_Instruction:_
Every record here needs to be written out again exactly.

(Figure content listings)
◆ ◆ ◆ ◆

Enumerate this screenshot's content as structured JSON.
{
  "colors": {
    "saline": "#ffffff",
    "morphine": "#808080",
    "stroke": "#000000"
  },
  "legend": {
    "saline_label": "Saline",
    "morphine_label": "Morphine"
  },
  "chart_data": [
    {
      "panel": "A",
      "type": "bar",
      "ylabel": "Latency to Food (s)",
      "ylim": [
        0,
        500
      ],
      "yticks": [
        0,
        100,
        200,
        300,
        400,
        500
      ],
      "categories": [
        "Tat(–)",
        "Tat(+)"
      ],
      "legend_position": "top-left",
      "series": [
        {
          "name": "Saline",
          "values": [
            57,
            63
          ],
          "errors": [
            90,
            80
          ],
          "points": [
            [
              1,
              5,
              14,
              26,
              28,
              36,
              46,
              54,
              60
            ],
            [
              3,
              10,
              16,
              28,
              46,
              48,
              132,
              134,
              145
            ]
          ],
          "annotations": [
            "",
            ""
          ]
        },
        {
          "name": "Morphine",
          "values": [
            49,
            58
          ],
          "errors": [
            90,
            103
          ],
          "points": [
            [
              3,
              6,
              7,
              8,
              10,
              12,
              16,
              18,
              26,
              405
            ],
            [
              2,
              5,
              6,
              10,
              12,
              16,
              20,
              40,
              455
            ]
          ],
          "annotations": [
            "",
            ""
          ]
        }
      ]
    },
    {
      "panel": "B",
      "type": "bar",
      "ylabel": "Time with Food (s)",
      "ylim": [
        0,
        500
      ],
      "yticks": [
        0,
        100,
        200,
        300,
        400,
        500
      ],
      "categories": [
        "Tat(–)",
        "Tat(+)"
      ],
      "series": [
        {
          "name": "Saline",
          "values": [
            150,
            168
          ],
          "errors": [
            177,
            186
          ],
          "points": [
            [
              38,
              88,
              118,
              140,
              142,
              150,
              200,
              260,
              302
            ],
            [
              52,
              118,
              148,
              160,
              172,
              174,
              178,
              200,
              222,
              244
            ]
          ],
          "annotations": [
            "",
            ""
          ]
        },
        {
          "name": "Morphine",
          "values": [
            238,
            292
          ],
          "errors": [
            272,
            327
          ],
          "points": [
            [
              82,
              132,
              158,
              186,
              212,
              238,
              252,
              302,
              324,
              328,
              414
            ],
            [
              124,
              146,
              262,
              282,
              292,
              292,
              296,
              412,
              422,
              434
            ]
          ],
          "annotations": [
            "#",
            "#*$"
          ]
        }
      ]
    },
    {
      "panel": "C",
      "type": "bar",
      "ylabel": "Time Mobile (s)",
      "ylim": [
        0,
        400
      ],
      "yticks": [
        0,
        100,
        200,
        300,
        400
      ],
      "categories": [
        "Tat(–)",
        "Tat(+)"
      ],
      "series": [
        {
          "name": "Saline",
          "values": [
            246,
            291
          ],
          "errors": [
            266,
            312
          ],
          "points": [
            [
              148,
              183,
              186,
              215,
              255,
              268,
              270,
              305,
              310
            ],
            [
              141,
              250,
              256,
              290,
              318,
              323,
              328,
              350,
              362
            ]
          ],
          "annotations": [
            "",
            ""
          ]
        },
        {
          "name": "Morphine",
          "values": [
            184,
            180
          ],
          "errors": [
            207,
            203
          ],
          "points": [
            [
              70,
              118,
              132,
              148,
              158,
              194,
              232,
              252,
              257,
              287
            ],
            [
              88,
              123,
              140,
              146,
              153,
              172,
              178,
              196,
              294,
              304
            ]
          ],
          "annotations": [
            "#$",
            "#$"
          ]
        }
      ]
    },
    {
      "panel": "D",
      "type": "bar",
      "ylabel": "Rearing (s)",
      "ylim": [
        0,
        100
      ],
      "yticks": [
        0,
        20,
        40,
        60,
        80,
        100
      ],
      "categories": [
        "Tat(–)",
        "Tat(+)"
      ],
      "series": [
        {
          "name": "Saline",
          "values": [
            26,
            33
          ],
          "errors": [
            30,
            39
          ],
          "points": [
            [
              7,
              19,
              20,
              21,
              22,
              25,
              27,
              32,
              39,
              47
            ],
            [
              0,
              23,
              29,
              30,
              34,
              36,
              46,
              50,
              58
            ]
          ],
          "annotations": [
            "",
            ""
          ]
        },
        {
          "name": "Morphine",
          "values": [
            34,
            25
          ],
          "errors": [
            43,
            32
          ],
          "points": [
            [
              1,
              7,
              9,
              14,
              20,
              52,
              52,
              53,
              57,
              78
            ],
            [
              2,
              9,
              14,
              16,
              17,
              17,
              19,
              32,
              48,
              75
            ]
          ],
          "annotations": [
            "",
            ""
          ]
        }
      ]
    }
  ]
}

◆ ◆ ◆ ◆

_Final result:_
Enumerate this screenshot's content as structured JSON.
{
  "colors": {
    "saline": "#ffffff",
    "morphine": "#808080",
    "stroke": "#000000"
  },
  "legend": {
    "saline_label": "Saline",
    "morphine_label": "Morphine"
  },
  "chart_data": [
    {
      "panel": "A",
      "type": "bar",
      "ylabel": "Latency to Food (s)",
      "ylim": [
        0,
        500
      ],
      "yticks": [
        0,
        100,
        200,
        300,
        400,
        500
      ],
      "categories": [
        "Tat(–)",
        "Tat(+)"
      ],
      "legend_position": "top-left",
      "series": [
        {
          "name": "Saline",
          "values": [
            57,
            63
          ],
          "errors": [
            90,
            80
          ],
          "points": [
            [
              1,
              5,
              14,
              26,
              28,
              36,
              46,
              54,
              60
            ],
            [
              3,
              10,
              16,
              28,
              46,
              48,
              132,
              134,
              145
            ]
          ],
          "annotations": [
            "",
            ""
          ]
        },
        {
          "name": "Morphine",
          "values": [
            49,
            58
          ],
          "errors": [
            90,
            103
          ],
          "points": [
            [
              3,
              6,
              7,
              8,
              10,
              12,
              16,
              18,
              26,
              405
            ],
            [
              2,
              5,
              6,
              10,
              12,
              16,
              20,
              40,
              455
            ]
          ],
          "annotations": [
            "",
            ""
          ]
        }
      ]
    },
    {
      "panel": "B",
      "type": "bar",
      "ylabel": "Time with Food (s)",
      "ylim": [
        0,
        500
      ],
      "yticks": [
        0,
        100,
        200,
        300,
        400,
        500
      ],
      "categories": [
        "Tat(–)",
        "Tat(+)"
      ],
      "series": [
        {
          "name": "Saline",
          "values": [
            150,
            168
          ],
          "errors": [
            177,
            186
          ],
          "points": [
            [
              38,
              88,
              118,
              140,
              142,
              150,
              200,
              260,
              302
            ],
            [
              52,
              118,
              148,
              160,
              172,
              174,
              178,
              200,
              222,
              244
            ]
          ],
          "annotations": [
            "",
            ""
          ]
        },
        {
          "name": "Morphine",
          "values": [
            238,
            292
          ],
          "errors": [
            272,
            327
          ],
          "points": [
            [
              82,
              132,
              158,
              186,
              212,
              238,
              252,
              302,
              324,
              328,
              414
            ],
            [
              124,
              146,
              262,
              282,
              292,
              292,
              296,
              412,
              422,
              434
            ]
          ],
          "annotations": [
            "#",
            "#*$"
          ]
        }
      ]
    },
    {
      "panel": "C",
      "type": "bar",
      "ylabel": "Time Mobile (s)",
      "ylim": [
        0,
        400
      ],
      "yticks": [
        0,
        100,
        200,
        300,
        400
      ],
      "categories": [
        "Tat(–)",
        "Tat(+)"
      ],
      "series": [
        {
          "name": "Saline",
          "values": [
            246,
            291
          ],
          "errors": [
            266,
            312
          ],
          "points": [
            [
              148,
              183,
              186,
              215,
              255,
              268,
              270,
              305,
              310
            ],
            [
              141,
              250,
              256,
              290,
              318,
              323,
              328,
              350,
              362
            ]
          ],
          "annotations": [
            "",
            ""
          ]
        },
        {
          "name": "Morphine",
          "values": [
            184,
            180
          ],
          "errors": [
            207,
            203
          ],
          "points": [
            [
              70,
              118,
              132,
              148,
              158,
              194,
              232,
              252,
              257,
              287
            ],
            [
              88,
              123,
              140,
              146,
              153,
              172,
              178,
              196,
              294,
              304
            ]
          ],
          "annotations": [
            "#$",
            "#$"
          ]
        }
      ]
    },
    {
      "panel": "D",
      "type": "bar",
      "ylabel": "Rearing (s)",
      "ylim": [
        0,
        100
      ],
      "yticks": [
        0,
        20,
        40,
        60,
        80,
        100
      ],
      "categories": [
        "Tat(–)",
        "Tat(+)"
      ],
      "series": [
        {
          "name": "Saline",
          "values": [
            26,
            33
          ],
          "errors": [
            30,
            39
          ],
          "points": [
            [
              7,
              19,
              20,
              21,
              22,
              25,
              27,
              32,
              39,
              47
            ],
            [
              0,
              23,
              29,
              30,
              34,
              36,
              46,
              50,
              58
            ]
          ],
          "annotations": [
            "",
            ""
          ]
        },
        {
          "name": "Morphine",
          "values": [
            34,
            25
          ],
          "errors": [
            43,
            32
          ],
          "points": [
            [
              1,
              7,
              9,
              14,
              20,
              52,
              52,
              53,
              57,
              78
            ],
            [
              2,
              9,
              14,
              16,
              17,
              17,
              19,
              32,
              48,
              75
            ]
          ],
          "annotations": [
            "",
            ""
          ]
        }
      ]
    }
  ]
}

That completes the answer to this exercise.